• _Written exercise_
Reproduce, character for character, the lines of the listing below, starting at the line that contains "table-row: 1 (The" and ending at the line that contains "cell-new-requirement: $35,040 [258,270,626,334]", with both of those lines included.

— start Task data —

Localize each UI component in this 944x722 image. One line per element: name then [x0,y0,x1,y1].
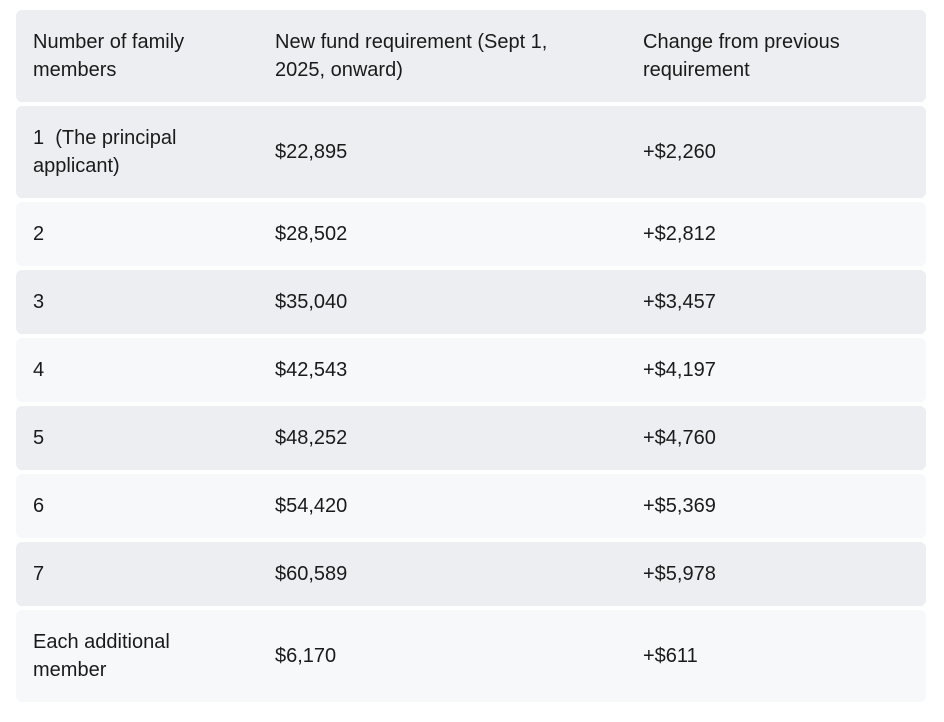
table-row: 1 (The principal applicant) $22,895 +$2,… [16,106,926,198]
cell-change: +$611 [626,610,926,702]
table-row: 3 $35,040 +$3,457 [16,270,926,334]
header-row: Number of family members New fund requir… [16,10,926,102]
cell-new-requirement: $35,040 [258,270,626,334]
cell-family-members: 2 [16,202,258,266]
cell-change: +$2,260 [626,106,926,198]
cell-family-members: 7 [16,542,258,606]
cell-new-requirement: $48,252 [258,406,626,470]
cell-family-members: 6 [16,474,258,538]
column-header-family-members: Number of family members [16,10,258,102]
table-row: 6 $54,420 +$5,369 [16,474,926,538]
cell-change: +$4,197 [626,338,926,402]
column-header-change: Change from previous requirement [626,10,926,102]
cell-new-requirement: $54,420 [258,474,626,538]
cell-family-members: Each additional member [16,610,258,702]
cell-change: +$4,760 [626,406,926,470]
cell-family-members: 4 [16,338,258,402]
cell-change: +$3,457 [626,270,926,334]
table-row: 4 $42,543 +$4,197 [16,338,926,402]
table-row: 5 $48,252 +$4,760 [16,406,926,470]
cell-family-members: 3 [16,270,258,334]
table-row: Each additional member $6,170 +$611 [16,610,926,702]
cell-new-requirement: $60,589 [258,542,626,606]
cell-family-members: 5 [16,406,258,470]
column-header-new-requirement: New fund requirement (Sept 1, 2025, onwa… [258,10,626,102]
cell-new-requirement: $28,502 [258,202,626,266]
cell-change: +$5,369 [626,474,926,538]
table-row: 2 $28,502 +$2,812 [16,202,926,266]
cell-new-requirement: $42,543 [258,338,626,402]
cell-change: +$5,978 [626,542,926,606]
cell-change: +$2,812 [626,202,926,266]
cell-new-requirement: $22,895 [258,106,626,198]
cell-family-members: 1 (The principal applicant) [16,106,258,198]
cell-new-requirement: $6,170 [258,610,626,702]
funds-table: Number of family members New fund requir… [16,6,926,706]
table-row: 7 $60,589 +$5,978 [16,542,926,606]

— end Task data —

• _Exercise answer_
table-row: 1 (The principal applicant) $22,895 +$2,… [16,106,926,198]
cell-change: +$611 [626,610,926,702]
table-row: 3 $35,040 +$3,457 [16,270,926,334]
header-row: Number of family members New fund requir… [16,10,926,102]
cell-new-requirement: $35,040 [258,270,626,334]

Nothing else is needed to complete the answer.